Show each line that has the string "image" in it.

####

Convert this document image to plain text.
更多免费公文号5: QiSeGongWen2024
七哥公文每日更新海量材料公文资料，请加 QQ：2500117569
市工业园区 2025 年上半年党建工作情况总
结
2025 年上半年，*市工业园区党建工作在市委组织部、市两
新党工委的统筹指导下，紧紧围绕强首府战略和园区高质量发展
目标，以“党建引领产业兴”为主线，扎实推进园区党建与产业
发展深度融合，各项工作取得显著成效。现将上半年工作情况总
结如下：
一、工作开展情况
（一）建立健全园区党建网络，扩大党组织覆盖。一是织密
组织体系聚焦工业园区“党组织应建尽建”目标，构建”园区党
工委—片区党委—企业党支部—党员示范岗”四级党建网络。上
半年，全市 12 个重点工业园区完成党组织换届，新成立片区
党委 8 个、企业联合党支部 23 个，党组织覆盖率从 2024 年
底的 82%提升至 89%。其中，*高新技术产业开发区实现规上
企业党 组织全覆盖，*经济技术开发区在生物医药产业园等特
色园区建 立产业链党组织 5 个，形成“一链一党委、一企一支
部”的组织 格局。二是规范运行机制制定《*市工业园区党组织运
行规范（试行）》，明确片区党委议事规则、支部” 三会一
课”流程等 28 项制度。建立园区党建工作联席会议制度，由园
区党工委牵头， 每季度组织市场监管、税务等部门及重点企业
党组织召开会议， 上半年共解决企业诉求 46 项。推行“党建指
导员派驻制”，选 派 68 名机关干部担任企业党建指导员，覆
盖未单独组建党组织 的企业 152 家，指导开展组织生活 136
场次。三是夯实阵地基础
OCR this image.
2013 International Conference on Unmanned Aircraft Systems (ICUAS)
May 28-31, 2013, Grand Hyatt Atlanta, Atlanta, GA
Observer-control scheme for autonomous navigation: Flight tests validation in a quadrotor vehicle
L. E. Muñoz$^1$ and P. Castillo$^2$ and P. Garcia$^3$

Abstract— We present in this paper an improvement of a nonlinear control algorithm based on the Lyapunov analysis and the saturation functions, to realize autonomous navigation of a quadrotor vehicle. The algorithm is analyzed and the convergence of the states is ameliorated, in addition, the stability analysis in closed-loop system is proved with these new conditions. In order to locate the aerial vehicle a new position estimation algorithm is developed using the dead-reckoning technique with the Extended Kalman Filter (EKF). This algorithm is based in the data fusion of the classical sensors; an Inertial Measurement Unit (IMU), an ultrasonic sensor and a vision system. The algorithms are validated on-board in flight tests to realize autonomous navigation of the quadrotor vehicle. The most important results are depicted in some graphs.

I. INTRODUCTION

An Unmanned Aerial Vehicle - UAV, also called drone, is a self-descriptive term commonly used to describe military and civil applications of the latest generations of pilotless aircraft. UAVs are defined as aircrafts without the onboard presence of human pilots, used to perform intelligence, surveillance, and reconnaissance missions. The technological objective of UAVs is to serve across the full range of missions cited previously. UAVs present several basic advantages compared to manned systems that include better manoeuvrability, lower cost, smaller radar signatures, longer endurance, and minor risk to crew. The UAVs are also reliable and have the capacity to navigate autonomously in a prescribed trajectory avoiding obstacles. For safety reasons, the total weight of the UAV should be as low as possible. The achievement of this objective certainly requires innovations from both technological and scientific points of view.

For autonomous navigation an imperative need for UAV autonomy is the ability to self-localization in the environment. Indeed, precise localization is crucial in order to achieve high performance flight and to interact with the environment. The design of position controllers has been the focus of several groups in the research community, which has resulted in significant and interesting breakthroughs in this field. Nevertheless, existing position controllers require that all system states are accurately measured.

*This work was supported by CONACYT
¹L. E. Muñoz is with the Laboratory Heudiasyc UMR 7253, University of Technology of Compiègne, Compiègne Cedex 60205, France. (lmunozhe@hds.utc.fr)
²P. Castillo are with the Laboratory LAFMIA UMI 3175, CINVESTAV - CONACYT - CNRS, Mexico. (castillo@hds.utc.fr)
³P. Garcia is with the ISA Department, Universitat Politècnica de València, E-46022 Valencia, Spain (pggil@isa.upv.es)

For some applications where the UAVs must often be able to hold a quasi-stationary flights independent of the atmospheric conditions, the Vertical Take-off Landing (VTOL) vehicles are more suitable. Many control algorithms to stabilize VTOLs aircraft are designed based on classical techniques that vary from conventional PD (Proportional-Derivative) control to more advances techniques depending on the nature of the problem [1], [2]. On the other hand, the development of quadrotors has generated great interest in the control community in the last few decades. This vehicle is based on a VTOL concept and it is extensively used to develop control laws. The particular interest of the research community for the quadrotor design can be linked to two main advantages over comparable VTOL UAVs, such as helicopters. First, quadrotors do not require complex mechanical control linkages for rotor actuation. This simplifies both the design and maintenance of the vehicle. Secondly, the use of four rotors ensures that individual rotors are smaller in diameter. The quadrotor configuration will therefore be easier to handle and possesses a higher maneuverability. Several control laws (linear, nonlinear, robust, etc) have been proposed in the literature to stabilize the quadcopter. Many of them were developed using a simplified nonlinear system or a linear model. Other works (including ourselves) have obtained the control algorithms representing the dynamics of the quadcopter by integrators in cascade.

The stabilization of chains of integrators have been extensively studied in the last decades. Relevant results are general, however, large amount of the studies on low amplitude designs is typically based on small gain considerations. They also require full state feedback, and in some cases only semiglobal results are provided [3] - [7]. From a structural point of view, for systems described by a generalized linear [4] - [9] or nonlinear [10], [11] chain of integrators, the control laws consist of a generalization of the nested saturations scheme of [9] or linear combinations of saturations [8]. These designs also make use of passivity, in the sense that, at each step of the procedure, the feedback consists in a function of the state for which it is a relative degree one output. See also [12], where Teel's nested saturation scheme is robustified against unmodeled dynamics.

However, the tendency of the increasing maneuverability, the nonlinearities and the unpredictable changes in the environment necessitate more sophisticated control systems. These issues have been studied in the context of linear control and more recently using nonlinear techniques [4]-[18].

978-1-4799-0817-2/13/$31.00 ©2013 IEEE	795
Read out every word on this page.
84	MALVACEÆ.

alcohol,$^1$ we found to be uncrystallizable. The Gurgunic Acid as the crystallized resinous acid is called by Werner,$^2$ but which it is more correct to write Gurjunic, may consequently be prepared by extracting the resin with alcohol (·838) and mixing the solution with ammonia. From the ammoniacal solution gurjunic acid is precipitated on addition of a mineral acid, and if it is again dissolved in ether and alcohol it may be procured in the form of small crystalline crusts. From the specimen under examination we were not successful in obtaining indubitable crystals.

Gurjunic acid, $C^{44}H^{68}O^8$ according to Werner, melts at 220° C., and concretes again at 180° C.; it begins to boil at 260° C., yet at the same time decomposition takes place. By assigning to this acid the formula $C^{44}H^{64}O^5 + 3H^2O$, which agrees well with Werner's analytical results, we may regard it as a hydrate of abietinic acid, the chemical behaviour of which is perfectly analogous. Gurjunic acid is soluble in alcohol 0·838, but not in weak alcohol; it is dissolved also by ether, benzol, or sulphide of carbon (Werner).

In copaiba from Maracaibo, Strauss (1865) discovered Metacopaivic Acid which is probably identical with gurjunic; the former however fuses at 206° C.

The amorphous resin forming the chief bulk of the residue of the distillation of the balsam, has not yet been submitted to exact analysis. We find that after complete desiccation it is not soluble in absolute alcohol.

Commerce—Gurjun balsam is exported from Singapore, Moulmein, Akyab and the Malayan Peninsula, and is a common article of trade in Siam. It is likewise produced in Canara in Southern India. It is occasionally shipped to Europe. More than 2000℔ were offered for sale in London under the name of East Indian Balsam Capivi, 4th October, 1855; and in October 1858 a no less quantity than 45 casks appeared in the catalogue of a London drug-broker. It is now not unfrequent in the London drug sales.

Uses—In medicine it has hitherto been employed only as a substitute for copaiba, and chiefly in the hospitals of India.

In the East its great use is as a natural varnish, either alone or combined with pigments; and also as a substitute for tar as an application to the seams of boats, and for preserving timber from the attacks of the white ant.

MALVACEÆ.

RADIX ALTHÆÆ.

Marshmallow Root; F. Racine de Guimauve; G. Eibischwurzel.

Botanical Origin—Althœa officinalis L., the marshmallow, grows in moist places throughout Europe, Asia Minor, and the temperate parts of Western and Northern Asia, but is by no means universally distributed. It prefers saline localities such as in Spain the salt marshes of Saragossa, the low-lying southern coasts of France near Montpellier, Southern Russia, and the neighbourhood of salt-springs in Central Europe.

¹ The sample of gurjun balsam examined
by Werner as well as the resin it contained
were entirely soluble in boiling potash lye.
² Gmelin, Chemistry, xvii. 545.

####

PROBLEM SOLUTION:
Convert this document image to plain text.
OCR this image.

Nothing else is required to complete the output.